[A block of data]
#####
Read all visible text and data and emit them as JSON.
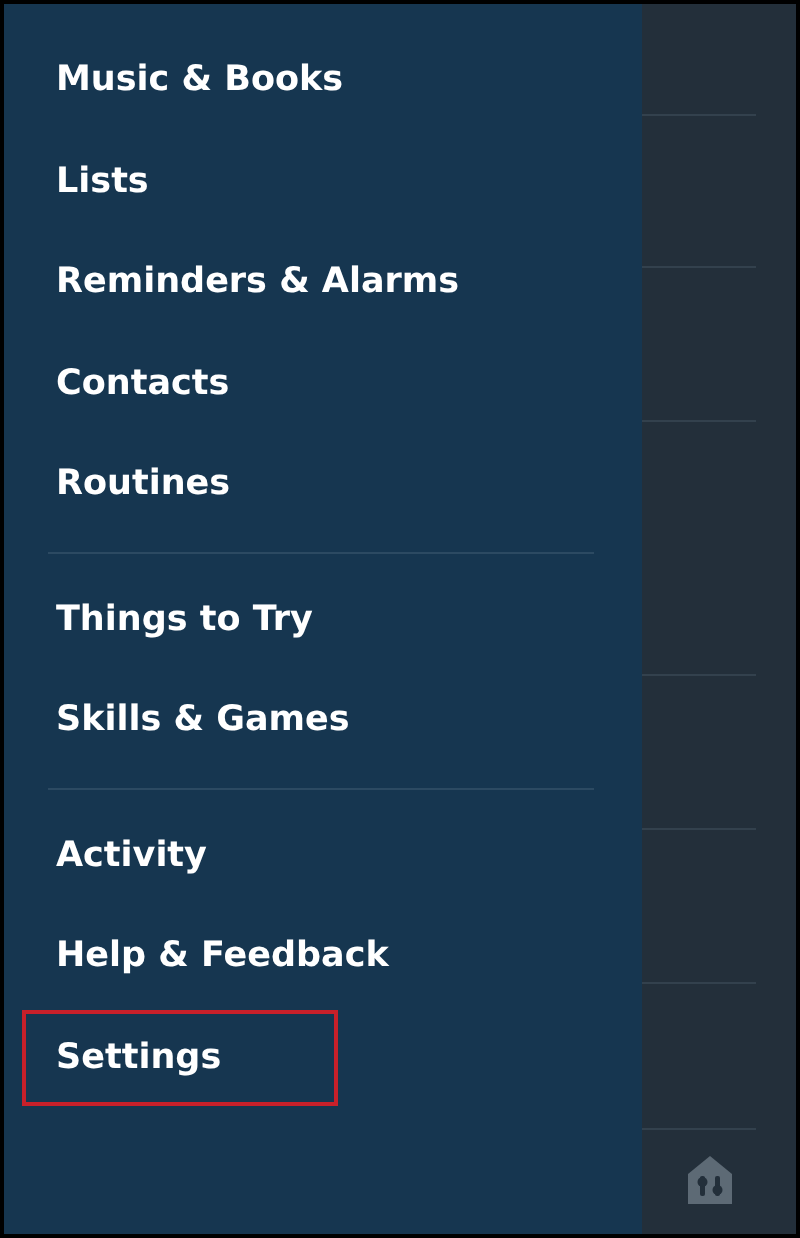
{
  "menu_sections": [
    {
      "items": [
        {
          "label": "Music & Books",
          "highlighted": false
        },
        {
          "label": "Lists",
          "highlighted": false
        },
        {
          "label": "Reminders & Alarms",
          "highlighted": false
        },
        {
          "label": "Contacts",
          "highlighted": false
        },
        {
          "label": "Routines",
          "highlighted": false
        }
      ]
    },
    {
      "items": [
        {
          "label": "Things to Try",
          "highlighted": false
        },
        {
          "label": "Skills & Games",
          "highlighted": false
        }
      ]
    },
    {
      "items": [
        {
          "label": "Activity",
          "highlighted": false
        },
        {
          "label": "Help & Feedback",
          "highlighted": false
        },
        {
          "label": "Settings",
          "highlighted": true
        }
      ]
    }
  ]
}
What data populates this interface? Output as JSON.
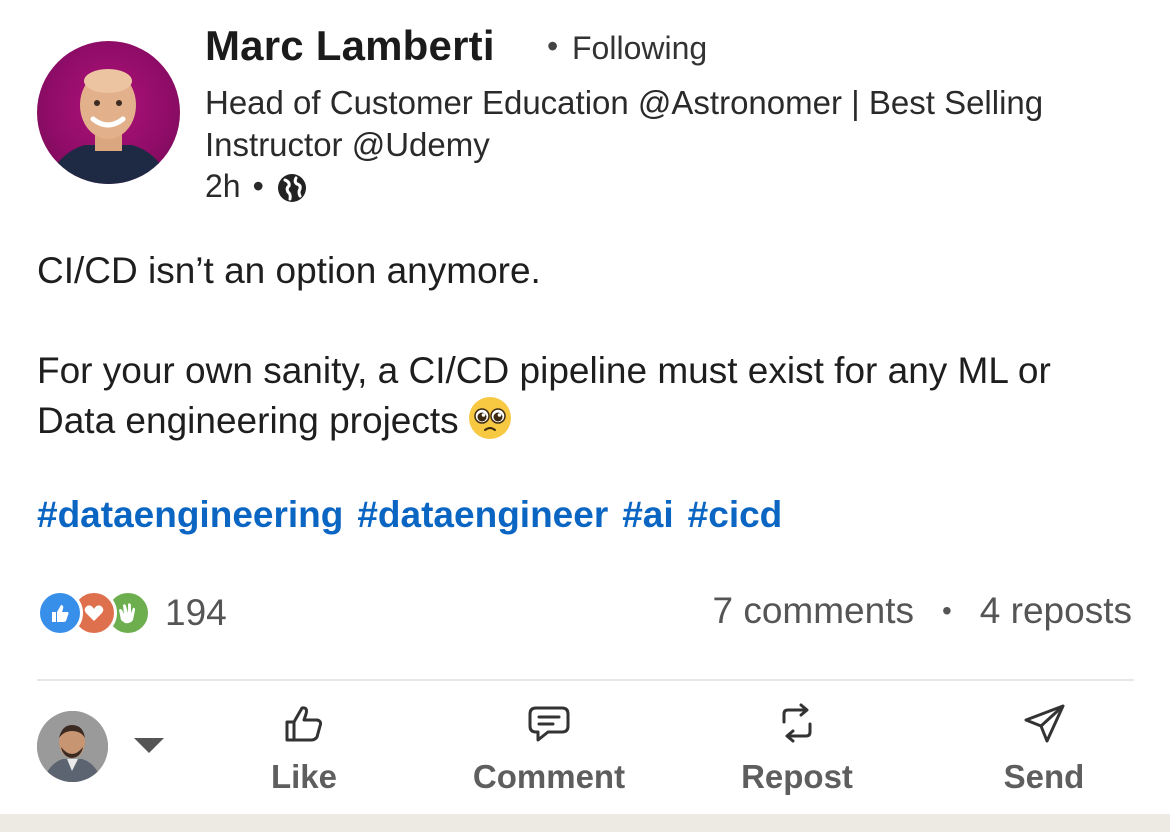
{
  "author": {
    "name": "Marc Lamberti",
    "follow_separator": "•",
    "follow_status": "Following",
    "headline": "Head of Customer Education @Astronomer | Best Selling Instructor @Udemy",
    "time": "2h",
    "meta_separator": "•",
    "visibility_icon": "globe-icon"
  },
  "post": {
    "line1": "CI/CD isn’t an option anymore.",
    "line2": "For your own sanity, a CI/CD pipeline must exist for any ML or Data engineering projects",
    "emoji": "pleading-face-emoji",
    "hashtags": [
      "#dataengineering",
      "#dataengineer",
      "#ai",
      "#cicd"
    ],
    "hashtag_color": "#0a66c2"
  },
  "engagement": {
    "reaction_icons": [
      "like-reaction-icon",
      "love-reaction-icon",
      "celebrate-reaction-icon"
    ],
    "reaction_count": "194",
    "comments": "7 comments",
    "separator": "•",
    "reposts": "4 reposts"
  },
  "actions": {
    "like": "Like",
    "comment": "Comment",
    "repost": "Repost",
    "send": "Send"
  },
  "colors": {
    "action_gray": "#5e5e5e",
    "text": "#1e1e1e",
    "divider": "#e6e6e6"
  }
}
#####
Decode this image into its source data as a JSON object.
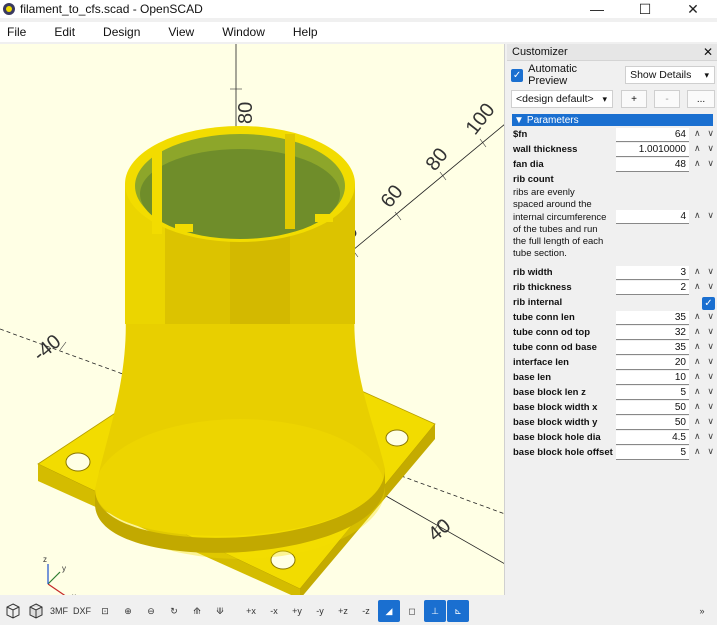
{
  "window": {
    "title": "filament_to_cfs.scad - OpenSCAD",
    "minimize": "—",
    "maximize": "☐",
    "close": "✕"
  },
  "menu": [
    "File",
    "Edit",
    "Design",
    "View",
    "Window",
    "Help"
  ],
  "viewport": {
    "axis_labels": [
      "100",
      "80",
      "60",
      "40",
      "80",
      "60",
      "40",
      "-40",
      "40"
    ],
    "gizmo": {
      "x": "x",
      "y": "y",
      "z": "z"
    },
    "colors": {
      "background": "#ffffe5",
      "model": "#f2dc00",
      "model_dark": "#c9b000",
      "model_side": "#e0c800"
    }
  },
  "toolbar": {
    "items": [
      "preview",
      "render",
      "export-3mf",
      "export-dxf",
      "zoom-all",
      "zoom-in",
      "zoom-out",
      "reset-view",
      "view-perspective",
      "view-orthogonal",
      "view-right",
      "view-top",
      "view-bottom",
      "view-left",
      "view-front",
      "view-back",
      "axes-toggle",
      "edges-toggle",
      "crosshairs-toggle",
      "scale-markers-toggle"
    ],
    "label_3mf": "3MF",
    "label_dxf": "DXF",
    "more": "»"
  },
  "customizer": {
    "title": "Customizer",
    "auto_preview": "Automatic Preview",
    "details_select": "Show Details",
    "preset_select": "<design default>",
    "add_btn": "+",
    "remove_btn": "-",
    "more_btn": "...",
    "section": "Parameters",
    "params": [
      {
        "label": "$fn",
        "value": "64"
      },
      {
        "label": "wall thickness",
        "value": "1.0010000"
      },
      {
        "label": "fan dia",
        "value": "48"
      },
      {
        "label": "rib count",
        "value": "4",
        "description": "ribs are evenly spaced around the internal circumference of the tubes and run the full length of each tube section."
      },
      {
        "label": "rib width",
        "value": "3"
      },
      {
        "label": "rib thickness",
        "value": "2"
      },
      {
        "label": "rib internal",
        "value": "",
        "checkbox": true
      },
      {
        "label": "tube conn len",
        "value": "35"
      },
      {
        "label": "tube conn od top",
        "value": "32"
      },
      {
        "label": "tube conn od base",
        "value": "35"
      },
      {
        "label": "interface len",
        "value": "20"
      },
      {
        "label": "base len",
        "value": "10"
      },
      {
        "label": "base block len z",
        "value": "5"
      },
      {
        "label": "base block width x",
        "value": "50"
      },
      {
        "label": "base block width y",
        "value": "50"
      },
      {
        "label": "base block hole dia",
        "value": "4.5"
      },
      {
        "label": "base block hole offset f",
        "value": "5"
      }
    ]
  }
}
#####
Given task ▸ Lines containing the word "conn" are to be counted in the listing; state their number alone.

Task response ▸ 3